* _WHAT TO DO_
Output the records exactly as they appear, with no pictures included.

Stored data entries:

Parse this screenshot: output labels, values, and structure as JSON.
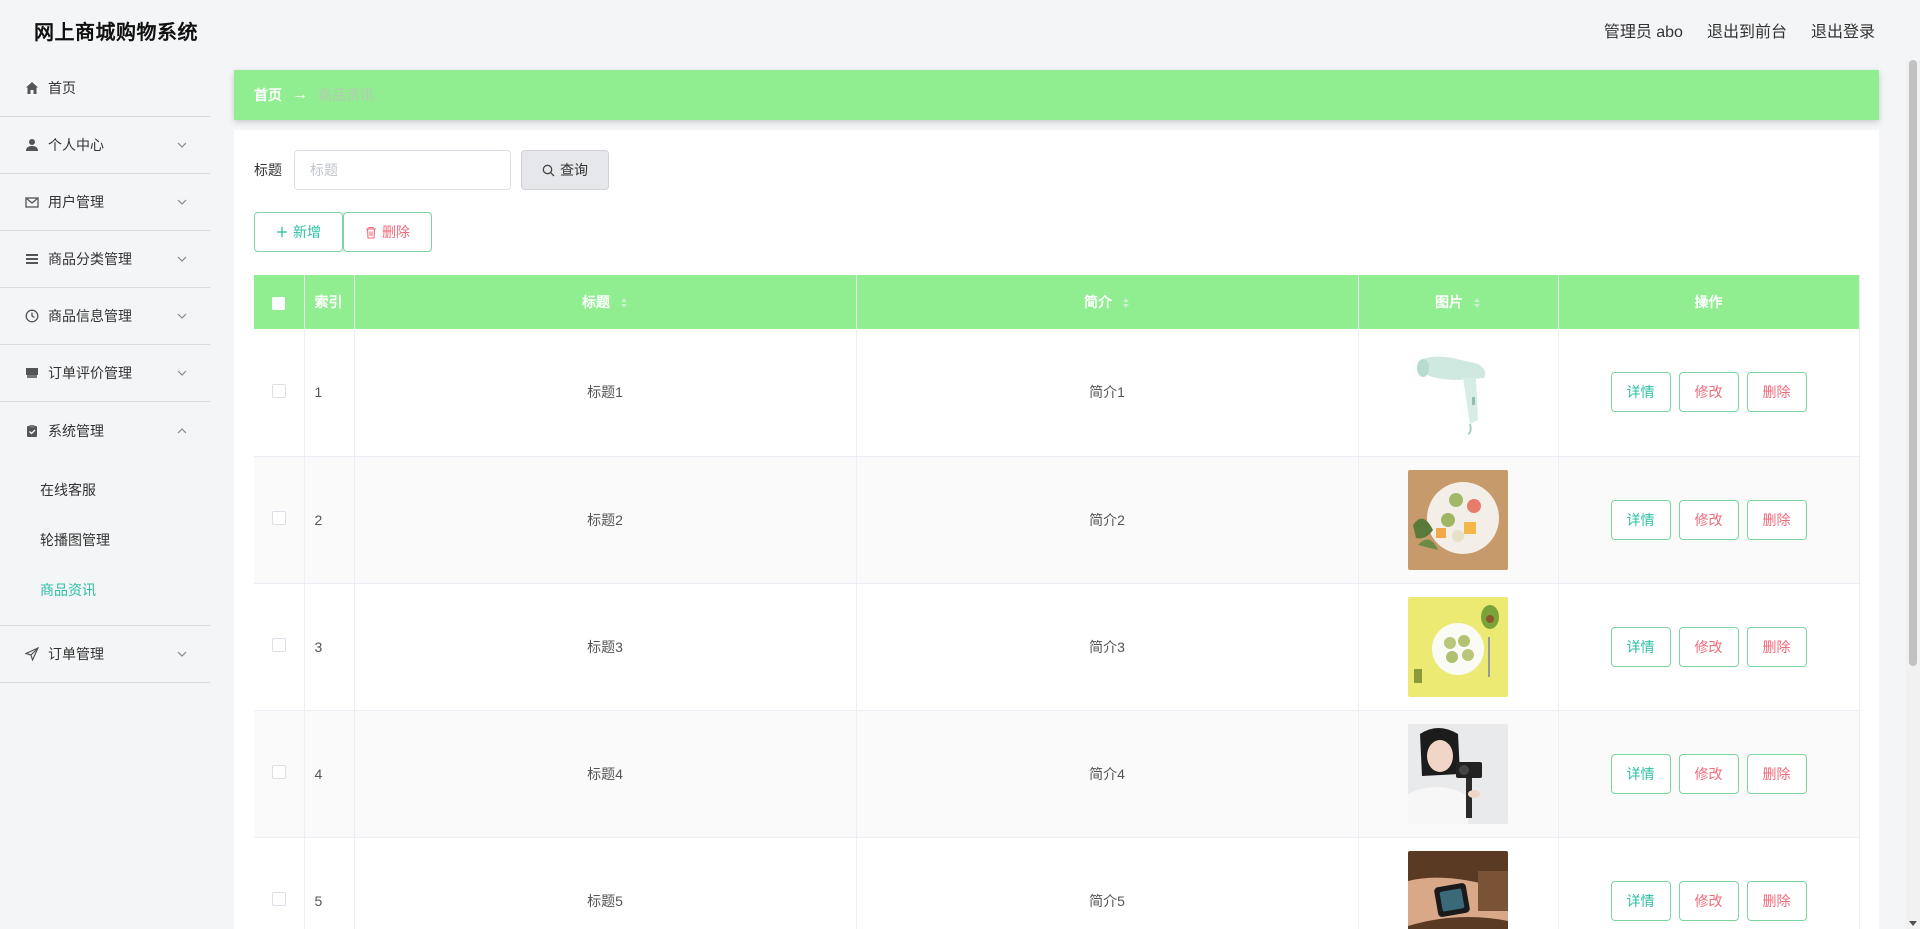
{
  "header": {
    "app_title": "网上商城购物系统",
    "admin_label": "管理员 abo",
    "to_front": "退出到前台",
    "logout": "退出登录"
  },
  "sidebar": {
    "items": [
      {
        "label": "首页",
        "icon": "home-icon"
      },
      {
        "label": "个人中心",
        "icon": "user-icon"
      },
      {
        "label": "用户管理",
        "icon": "mail-icon"
      },
      {
        "label": "商品分类管理",
        "icon": "list-icon"
      },
      {
        "label": "商品信息管理",
        "icon": "clock-icon"
      },
      {
        "label": "订单评价管理",
        "icon": "box-icon"
      },
      {
        "label": "系统管理",
        "icon": "clipboard-icon"
      },
      {
        "label": "订单管理",
        "icon": "send-icon"
      }
    ],
    "submenu": [
      {
        "label": "在线客服"
      },
      {
        "label": "轮播图管理"
      },
      {
        "label": "商品资讯",
        "active": true
      }
    ]
  },
  "breadcrumb": {
    "home": "首页",
    "separator": "→",
    "current": "商品资讯"
  },
  "search": {
    "label": "标题",
    "placeholder": "标题",
    "value": "",
    "button": "查询"
  },
  "actions": {
    "add": "新增",
    "delete": "删除"
  },
  "table": {
    "columns": [
      "索引",
      "标题",
      "简介",
      "图片",
      "操作"
    ],
    "rows": [
      {
        "index": "1",
        "title": "标题1",
        "intro": "简介1",
        "image": "hair-dryer"
      },
      {
        "index": "2",
        "title": "标题2",
        "intro": "简介2",
        "image": "mooncakes-plate"
      },
      {
        "index": "3",
        "title": "标题3",
        "intro": "简介3",
        "image": "green-cakes"
      },
      {
        "index": "4",
        "title": "标题4",
        "intro": "简介4",
        "image": "camera-girl"
      },
      {
        "index": "5",
        "title": "标题5",
        "intro": "简介5",
        "image": "smartwatch"
      }
    ],
    "row_actions": {
      "detail": "详情",
      "edit": "修改",
      "delete": "删除"
    }
  },
  "colors": {
    "accent_green": "#90ee90",
    "teal_text": "#2bbfa4",
    "red_text": "#f06a7a"
  }
}
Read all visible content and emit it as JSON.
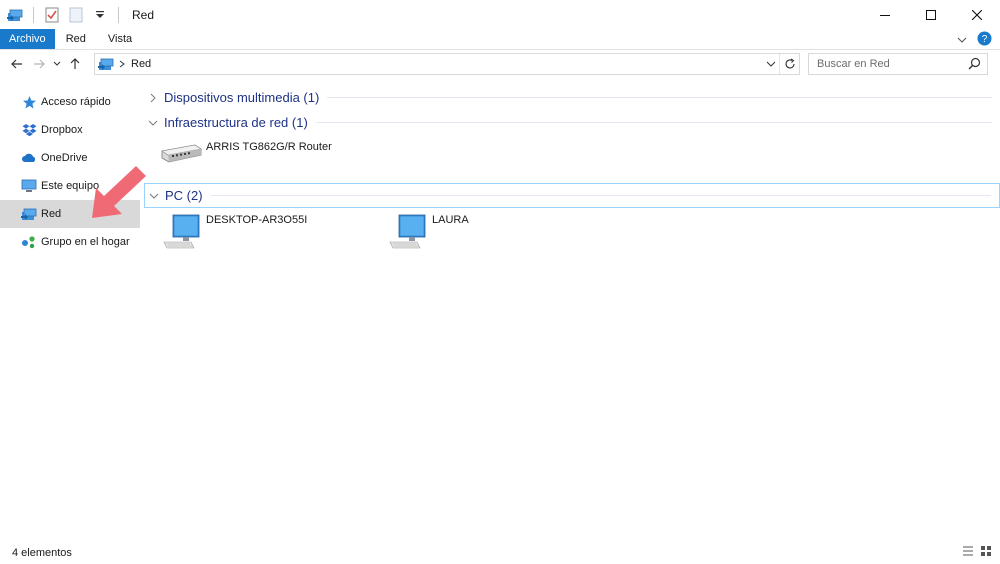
{
  "window": {
    "title": "Red",
    "minimize_glyph": "—",
    "maximize_glyph": "☐",
    "close_glyph": "✕"
  },
  "ribbon": {
    "tabs": [
      {
        "label": "Archivo"
      },
      {
        "label": "Red"
      },
      {
        "label": "Vista"
      }
    ]
  },
  "address": {
    "crumb": "Red",
    "search_placeholder": "Buscar en Red"
  },
  "sidebar": {
    "items": [
      {
        "label": "Acceso rápido",
        "icon": "star-icon"
      },
      {
        "label": "Dropbox",
        "icon": "dropbox-icon"
      },
      {
        "label": "OneDrive",
        "icon": "cloud-icon"
      },
      {
        "label": "Este equipo",
        "icon": "computer-icon"
      },
      {
        "label": "Red",
        "icon": "network-icon",
        "selected": true
      },
      {
        "label": "Grupo en el hogar",
        "icon": "homegroup-icon"
      }
    ]
  },
  "content": {
    "groups": [
      {
        "title": "Dispositivos multimedia (1)",
        "expanded": false,
        "items": []
      },
      {
        "title": "Infraestructura de red (1)",
        "expanded": true,
        "items": [
          {
            "name": "ARRIS TG862G/R Router",
            "icon": "router-icon"
          }
        ]
      },
      {
        "title": "PC (2)",
        "expanded": true,
        "items": [
          {
            "name": "DESKTOP-AR3O55I",
            "icon": "pc-icon"
          },
          {
            "name": "LAURA",
            "icon": "pc-icon"
          }
        ]
      }
    ]
  },
  "status": {
    "count_text": "4 elementos"
  },
  "colors": {
    "accent": "#1979ca",
    "group_title": "#1e3287",
    "annotation_arrow": "#f06a76"
  }
}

* _SOLUTION FOR THIS PROBLEM_
Parse this screenshot: output labels, values, and structure as JSON.
{
  "header": {
    "app_title": "网上商城购物系统",
    "admin_label": "管理员 abo",
    "to_front": "退出到前台",
    "logout": "退出登录"
  },
  "sidebar": {
    "items": [
      {
        "label": "首页",
        "icon": "home-icon"
      },
      {
        "label": "个人中心",
        "icon": "user-icon"
      },
      {
        "label": "用户管理",
        "icon": "mail-icon"
      },
      {
        "label": "商品分类管理",
        "icon": "list-icon"
      },
      {
        "label": "商品信息管理",
        "icon": "clock-icon"
      },
      {
        "label": "订单评价管理",
        "icon": "box-icon"
      },
      {
        "label": "系统管理",
        "icon": "clipboard-icon"
      },
      {
        "label": "订单管理",
        "icon": "send-icon"
      }
    ],
    "submenu": [
      {
        "label": "在线客服"
      },
      {
        "label": "轮播图管理"
      },
      {
        "label": "商品资讯",
        "active": true
      }
    ]
  },
  "breadcrumb": {
    "home": "首页",
    "separator": "→",
    "current": "商品资讯"
  },
  "search": {
    "label": "标题",
    "placeholder": "标题",
    "value": "",
    "button": "查询"
  },
  "actions": {
    "add": "新增",
    "delete": "删除"
  },
  "table": {
    "columns": [
      "索引",
      "标题",
      "简介",
      "图片",
      "操作"
    ],
    "rows": [
      {
        "index": "1",
        "title": "标题1",
        "intro": "简介1",
        "image": "hair-dryer"
      },
      {
        "index": "2",
        "title": "标题2",
        "intro": "简介2",
        "image": "mooncakes-plate"
      },
      {
        "index": "3",
        "title": "标题3",
        "intro": "简介3",
        "image": "green-cakes"
      },
      {
        "index": "4",
        "title": "标题4",
        "intro": "简介4",
        "image": "camera-girl"
      },
      {
        "index": "5",
        "title": "标题5",
        "intro": "简介5",
        "image": "smartwatch"
      }
    ],
    "row_actions": {
      "detail": "详情",
      "edit": "修改",
      "delete": "删除"
    }
  },
  "colors": {
    "accent_green": "#90ee90",
    "teal_text": "#2bbfa4",
    "red_text": "#f06a7a"
  }
}
Read all visible content and emit it as JSON.
{
  "window": {
    "title": "Red",
    "minimize_glyph": "—",
    "maximize_glyph": "☐",
    "close_glyph": "✕"
  },
  "ribbon": {
    "tabs": [
      {
        "label": "Archivo"
      },
      {
        "label": "Red"
      },
      {
        "label": "Vista"
      }
    ]
  },
  "address": {
    "crumb": "Red",
    "search_placeholder": "Buscar en Red"
  },
  "sidebar": {
    "items": [
      {
        "label": "Acceso rápido",
        "icon": "star-icon"
      },
      {
        "label": "Dropbox",
        "icon": "dropbox-icon"
      },
      {
        "label": "OneDrive",
        "icon": "cloud-icon"
      },
      {
        "label": "Este equipo",
        "icon": "computer-icon"
      },
      {
        "label": "Red",
        "icon": "network-icon",
        "selected": true
      },
      {
        "label": "Grupo en el hogar",
        "icon": "homegroup-icon"
      }
    ]
  },
  "content": {
    "groups": [
      {
        "title": "Dispositivos multimedia (1)",
        "expanded": false,
        "items": []
      },
      {
        "title": "Infraestructura de red (1)",
        "expanded": true,
        "items": [
          {
            "name": "ARRIS TG862G/R Router",
            "icon": "router-icon"
          }
        ]
      },
      {
        "title": "PC (2)",
        "expanded": true,
        "items": [
          {
            "name": "DESKTOP-AR3O55I",
            "icon": "pc-icon"
          },
          {
            "name": "LAURA",
            "icon": "pc-icon"
          }
        ]
      }
    ]
  },
  "status": {
    "count_text": "4 elementos"
  },
  "colors": {
    "accent": "#1979ca",
    "group_title": "#1e3287",
    "annotation_arrow": "#f06a76"
  }
}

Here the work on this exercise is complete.